■ **TASK DIRECTIONS**
All lines in which the word "there" occurs are to be extracted.

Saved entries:
BEGIN
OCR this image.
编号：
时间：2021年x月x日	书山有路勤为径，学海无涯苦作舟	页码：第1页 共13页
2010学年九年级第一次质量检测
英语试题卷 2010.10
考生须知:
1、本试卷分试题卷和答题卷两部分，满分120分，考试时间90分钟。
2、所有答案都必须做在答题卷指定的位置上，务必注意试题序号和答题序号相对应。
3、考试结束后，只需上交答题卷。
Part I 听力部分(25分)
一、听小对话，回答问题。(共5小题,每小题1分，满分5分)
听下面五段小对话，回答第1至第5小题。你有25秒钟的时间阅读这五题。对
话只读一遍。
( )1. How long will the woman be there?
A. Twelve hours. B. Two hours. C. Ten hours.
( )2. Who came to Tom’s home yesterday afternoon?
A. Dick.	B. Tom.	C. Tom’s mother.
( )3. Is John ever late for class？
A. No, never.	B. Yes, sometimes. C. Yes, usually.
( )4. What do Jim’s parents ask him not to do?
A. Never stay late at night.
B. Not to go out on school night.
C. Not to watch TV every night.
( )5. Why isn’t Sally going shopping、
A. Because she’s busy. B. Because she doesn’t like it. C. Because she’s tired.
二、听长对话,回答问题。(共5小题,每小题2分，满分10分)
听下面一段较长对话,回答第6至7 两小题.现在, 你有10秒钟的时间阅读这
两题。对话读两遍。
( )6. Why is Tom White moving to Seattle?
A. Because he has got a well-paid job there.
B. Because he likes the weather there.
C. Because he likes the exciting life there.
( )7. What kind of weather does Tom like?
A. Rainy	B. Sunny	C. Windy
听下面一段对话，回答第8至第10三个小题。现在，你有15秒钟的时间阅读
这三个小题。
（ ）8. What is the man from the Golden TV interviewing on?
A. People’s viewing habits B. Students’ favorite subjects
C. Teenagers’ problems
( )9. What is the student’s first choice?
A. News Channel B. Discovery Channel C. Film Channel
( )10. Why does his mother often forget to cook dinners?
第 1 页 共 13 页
END
■ **FULL OUTPUT**
( )1. How long will the woman be there?
A. Because he has got a well-paid job there.
B. Because he likes the weather there.
C. Because he likes the exciting life there.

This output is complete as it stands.